> YOUR TASK: Each line that holds the word "right" is to be identified and copied.

> ROWS:

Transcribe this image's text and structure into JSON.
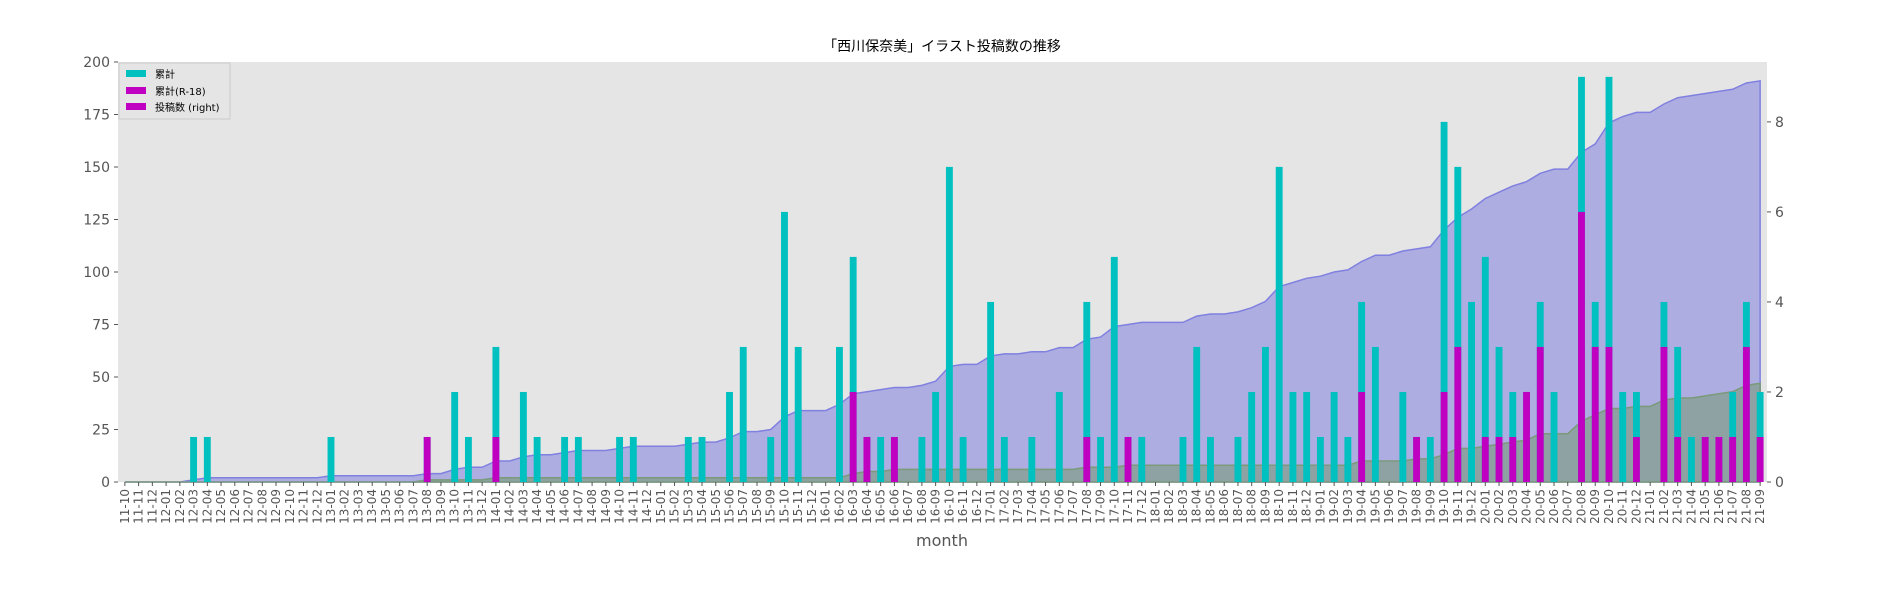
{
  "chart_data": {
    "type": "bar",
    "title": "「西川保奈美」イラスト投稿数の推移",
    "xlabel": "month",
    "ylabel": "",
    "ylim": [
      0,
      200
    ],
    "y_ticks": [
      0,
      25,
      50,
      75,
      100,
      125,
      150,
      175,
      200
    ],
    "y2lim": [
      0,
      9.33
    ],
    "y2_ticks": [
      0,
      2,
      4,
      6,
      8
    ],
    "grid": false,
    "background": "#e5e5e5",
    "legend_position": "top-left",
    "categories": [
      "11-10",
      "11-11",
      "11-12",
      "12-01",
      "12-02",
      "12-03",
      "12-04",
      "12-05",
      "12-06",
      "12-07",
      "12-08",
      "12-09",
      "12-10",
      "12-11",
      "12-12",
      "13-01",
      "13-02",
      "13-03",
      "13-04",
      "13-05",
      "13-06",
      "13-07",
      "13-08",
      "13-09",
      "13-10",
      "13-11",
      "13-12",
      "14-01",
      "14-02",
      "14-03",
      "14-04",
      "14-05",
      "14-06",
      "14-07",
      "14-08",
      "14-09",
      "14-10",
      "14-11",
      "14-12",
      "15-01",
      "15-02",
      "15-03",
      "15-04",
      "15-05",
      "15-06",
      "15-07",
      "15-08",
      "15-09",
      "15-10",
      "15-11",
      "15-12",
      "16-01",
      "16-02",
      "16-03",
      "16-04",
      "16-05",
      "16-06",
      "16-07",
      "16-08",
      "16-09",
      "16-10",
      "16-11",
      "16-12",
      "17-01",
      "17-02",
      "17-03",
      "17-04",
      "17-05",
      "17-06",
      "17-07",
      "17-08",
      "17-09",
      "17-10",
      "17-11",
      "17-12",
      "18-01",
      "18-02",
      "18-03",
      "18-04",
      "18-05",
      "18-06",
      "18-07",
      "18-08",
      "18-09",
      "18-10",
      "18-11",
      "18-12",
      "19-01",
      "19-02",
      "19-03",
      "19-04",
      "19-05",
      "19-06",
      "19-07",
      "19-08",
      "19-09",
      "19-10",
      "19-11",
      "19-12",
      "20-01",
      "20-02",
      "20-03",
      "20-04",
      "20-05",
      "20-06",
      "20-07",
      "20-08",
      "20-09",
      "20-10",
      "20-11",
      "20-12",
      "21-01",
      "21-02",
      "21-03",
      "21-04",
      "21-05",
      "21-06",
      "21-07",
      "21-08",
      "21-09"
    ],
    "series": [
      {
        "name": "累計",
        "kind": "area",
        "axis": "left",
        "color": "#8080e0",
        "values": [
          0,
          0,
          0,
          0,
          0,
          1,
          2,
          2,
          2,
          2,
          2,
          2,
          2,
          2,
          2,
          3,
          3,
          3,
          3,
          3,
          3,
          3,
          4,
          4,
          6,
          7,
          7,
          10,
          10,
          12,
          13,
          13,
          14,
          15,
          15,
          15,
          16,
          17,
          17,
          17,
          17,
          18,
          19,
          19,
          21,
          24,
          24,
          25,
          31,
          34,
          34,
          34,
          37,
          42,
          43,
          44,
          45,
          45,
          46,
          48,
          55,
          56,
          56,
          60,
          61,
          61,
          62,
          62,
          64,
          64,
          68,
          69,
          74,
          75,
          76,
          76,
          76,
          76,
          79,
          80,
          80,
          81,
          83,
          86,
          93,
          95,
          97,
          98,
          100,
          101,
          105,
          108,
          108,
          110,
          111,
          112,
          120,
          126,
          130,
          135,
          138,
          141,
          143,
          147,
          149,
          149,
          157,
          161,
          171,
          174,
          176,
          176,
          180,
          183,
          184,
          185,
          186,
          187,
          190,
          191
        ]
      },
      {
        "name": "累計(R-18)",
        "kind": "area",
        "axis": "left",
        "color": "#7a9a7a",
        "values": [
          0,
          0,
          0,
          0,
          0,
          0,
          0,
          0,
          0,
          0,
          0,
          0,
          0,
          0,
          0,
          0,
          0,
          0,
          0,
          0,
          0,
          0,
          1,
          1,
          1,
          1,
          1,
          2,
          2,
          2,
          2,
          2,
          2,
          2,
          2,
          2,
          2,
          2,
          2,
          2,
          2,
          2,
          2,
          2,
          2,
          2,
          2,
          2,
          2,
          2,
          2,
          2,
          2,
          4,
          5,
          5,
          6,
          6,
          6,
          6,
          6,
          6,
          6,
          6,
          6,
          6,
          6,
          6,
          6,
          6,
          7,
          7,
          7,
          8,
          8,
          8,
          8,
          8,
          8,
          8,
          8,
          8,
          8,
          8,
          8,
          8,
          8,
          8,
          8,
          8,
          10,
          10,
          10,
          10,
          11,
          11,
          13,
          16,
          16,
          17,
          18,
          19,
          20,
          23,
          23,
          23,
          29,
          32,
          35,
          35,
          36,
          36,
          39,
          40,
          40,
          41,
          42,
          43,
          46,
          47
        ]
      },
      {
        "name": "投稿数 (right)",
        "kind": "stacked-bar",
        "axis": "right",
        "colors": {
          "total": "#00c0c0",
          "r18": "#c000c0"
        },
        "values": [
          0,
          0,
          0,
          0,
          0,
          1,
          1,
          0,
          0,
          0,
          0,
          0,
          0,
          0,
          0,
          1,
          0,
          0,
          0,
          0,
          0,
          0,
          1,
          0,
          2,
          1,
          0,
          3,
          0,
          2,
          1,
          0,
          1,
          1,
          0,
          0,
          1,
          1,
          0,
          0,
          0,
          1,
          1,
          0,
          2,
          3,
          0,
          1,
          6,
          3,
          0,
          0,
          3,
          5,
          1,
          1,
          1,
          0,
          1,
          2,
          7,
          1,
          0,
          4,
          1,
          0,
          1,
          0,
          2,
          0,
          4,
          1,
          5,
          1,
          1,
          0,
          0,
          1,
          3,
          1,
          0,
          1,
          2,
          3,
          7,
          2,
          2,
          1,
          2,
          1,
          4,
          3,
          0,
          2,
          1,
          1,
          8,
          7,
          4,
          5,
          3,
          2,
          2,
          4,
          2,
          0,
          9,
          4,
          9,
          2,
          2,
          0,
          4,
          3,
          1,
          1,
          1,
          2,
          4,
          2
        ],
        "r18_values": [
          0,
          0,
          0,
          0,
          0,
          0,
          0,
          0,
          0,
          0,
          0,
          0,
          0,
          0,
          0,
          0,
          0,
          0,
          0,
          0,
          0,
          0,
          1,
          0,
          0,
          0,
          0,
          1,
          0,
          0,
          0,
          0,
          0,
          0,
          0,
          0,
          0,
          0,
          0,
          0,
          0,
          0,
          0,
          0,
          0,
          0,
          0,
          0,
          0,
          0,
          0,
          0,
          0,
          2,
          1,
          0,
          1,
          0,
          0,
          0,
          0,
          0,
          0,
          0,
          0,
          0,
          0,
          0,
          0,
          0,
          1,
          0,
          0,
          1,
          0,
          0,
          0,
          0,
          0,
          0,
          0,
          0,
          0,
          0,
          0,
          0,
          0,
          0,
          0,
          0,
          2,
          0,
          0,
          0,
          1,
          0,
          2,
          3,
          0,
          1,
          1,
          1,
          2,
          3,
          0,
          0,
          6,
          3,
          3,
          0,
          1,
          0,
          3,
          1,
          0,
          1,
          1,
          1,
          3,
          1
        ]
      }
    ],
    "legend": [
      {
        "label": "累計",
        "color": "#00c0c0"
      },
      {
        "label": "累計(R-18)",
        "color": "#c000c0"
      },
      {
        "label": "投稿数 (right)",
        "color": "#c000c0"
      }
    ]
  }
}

> SOLUTION TO THIS TASK:
        "name": "投稿数 (right)",
        "axis": "right",
        "label": "投稿数 (right)",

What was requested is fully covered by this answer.